> **Brief**
Extract every line that includes the string "data".

# Start of Provided records

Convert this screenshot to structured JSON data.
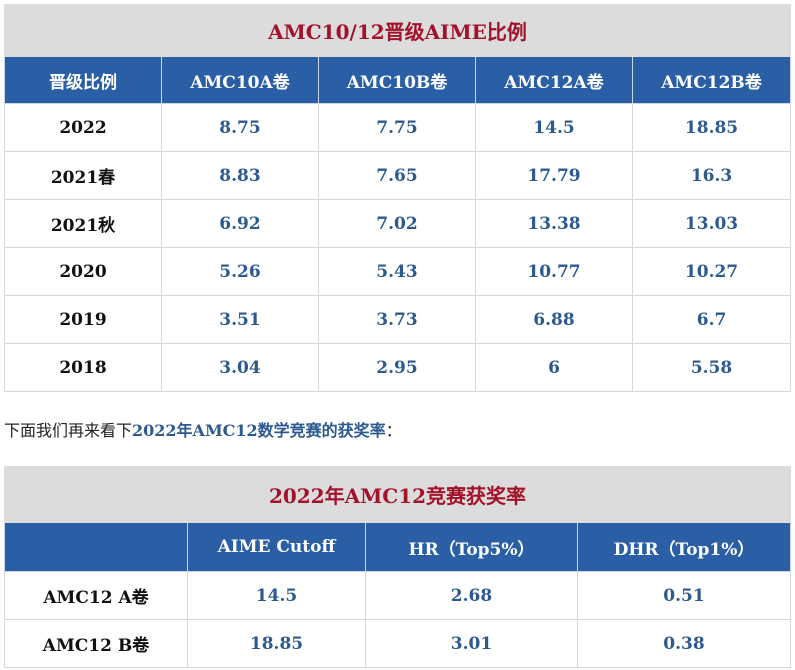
{
  "table1": {
    "title": "AMC10/12晋级AIME比例",
    "headers": [
      "晋级比例",
      "AMC10A卷",
      "AMC10B卷",
      "AMC12A卷",
      "AMC12B卷"
    ],
    "rows": [
      {
        "label": "2022",
        "values": [
          "8.75",
          "7.75",
          "14.5",
          "18.85"
        ]
      },
      {
        "label": "2021春",
        "values": [
          "8.83",
          "7.65",
          "17.79",
          "16.3"
        ]
      },
      {
        "label": "2021秋",
        "values": [
          "6.92",
          "7.02",
          "13.38",
          "13.03"
        ]
      },
      {
        "label": "2020",
        "values": [
          "5.26",
          "5.43",
          "10.77",
          "10.27"
        ]
      },
      {
        "label": "2019",
        "values": [
          "3.51",
          "3.73",
          "6.88",
          "6.7"
        ]
      },
      {
        "label": "2018",
        "values": [
          "3.04",
          "2.95",
          "6",
          "5.58"
        ]
      }
    ]
  },
  "intro": {
    "prefix": "下面我们再来看下",
    "highlight": "2022年AMC12数学竞赛的获奖率",
    "suffix": "："
  },
  "table2": {
    "title": "2022年AMC12竞赛获奖率",
    "headers": [
      "",
      "AIME Cutoff",
      "HR（Top5%）",
      "DHR（Top1%）"
    ],
    "rows": [
      {
        "label": "AMC12 A卷",
        "values": [
          "14.5",
          "2.68",
          "0.51"
        ]
      },
      {
        "label": "AMC12 B卷",
        "values": [
          "18.85",
          "3.01",
          "0.38"
        ]
      }
    ]
  },
  "colors": {
    "title_text": "#a3122b",
    "header_bg": "#2a5fa5",
    "value_text": "#2c5a8f"
  }
}
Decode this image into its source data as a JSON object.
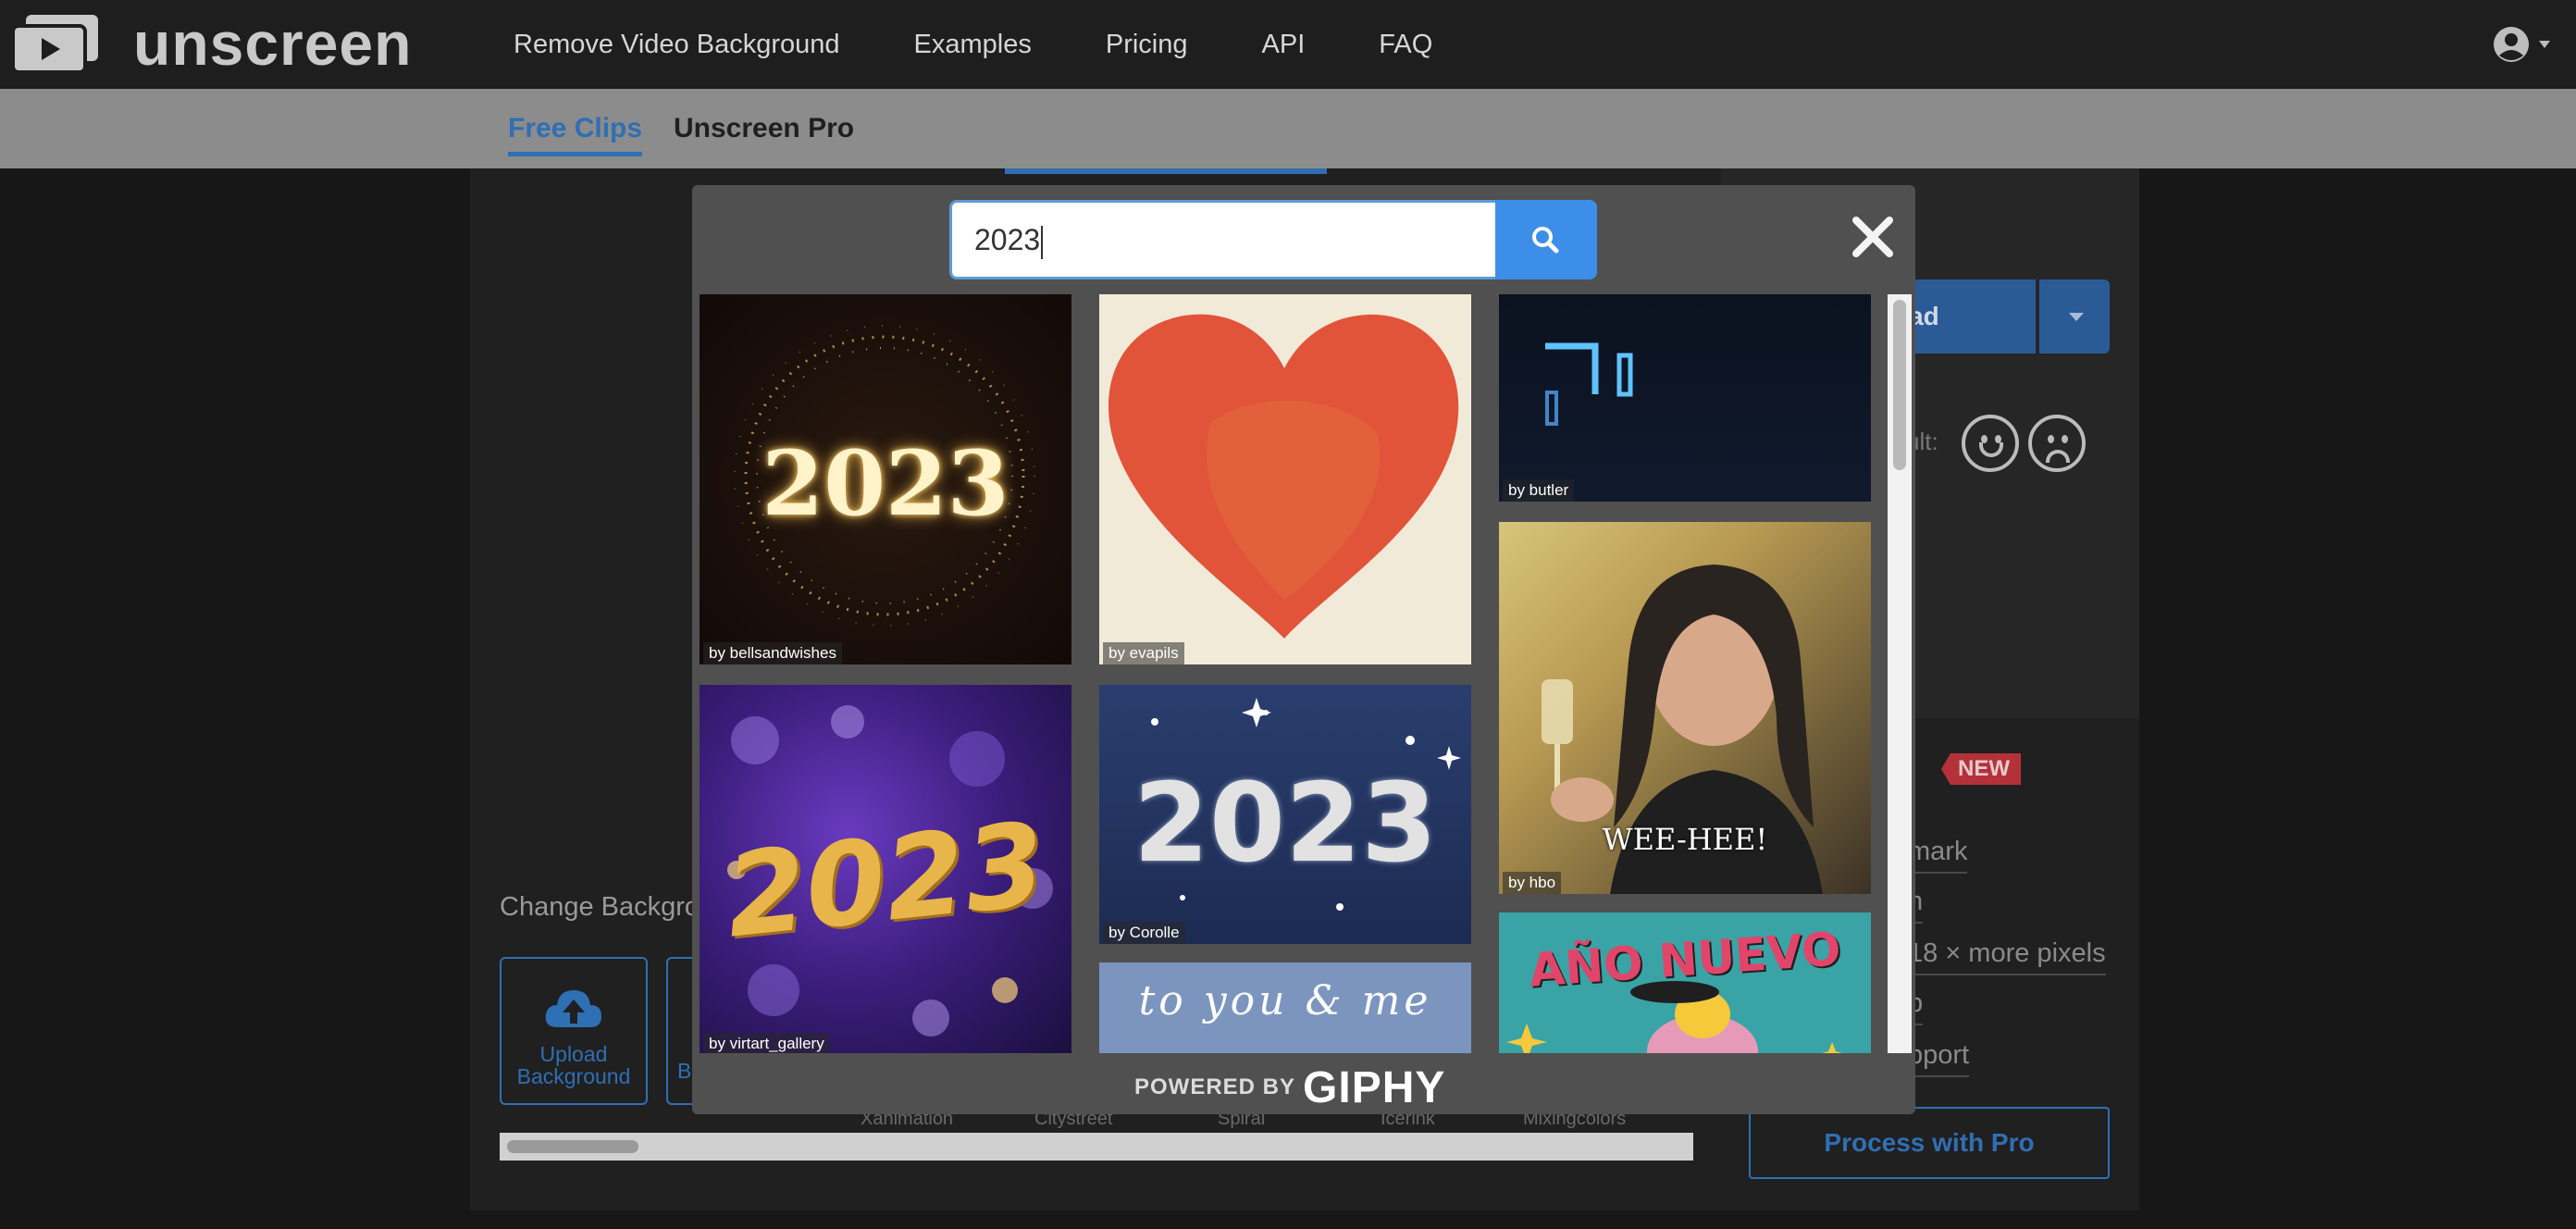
{
  "brand": {
    "name": "unscreen"
  },
  "nav": {
    "links": [
      "Remove Video Background",
      "Examples",
      "Pricing",
      "API",
      "FAQ"
    ]
  },
  "subnav": {
    "tabs": [
      "Free Clips",
      "Unscreen Pro"
    ]
  },
  "background_page": {
    "download_label": "oad",
    "rate_label": "ult:",
    "new_badge": "NEW",
    "pro_features": [
      "mark",
      "h",
      "18 × more pixels",
      "p",
      "pport"
    ],
    "process_pro_label": "Process with Pro",
    "change_background_label": "Change Backgro",
    "upload_background_label": "Upload Background",
    "next_tile_label": "B",
    "background_names": [
      "Xanimation",
      "Citystreet",
      "Spiral",
      "Icerink",
      "Mixingcolors"
    ]
  },
  "modal": {
    "search": {
      "value": "2023",
      "placeholder": ""
    },
    "results": [
      {
        "credit": "by bellsandwishes",
        "text": "2023"
      },
      {
        "credit": "by evapils",
        "text": ""
      },
      {
        "credit": "by butler",
        "text": ""
      },
      {
        "credit": "by hbo",
        "text": "WEE-HEE!"
      },
      {
        "credit": "by virtart_gallery",
        "text": "2023"
      },
      {
        "credit": "by Corolle",
        "text": "2023"
      },
      {
        "credit": "",
        "text": "to you & me"
      },
      {
        "credit": "",
        "text": "AÑO NUEVO"
      }
    ],
    "powered_by": "POWERED BY",
    "powered_brand": "GIPHY"
  },
  "colors": {
    "accent": "#2f6fb3",
    "search_button": "#3d8ee8",
    "new_badge": "#b3323a"
  }
}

# End of Provided records

> **Answer to the task**
Convert this screenshot to structured JSON data.
Decode this image into its source data as a JSON object.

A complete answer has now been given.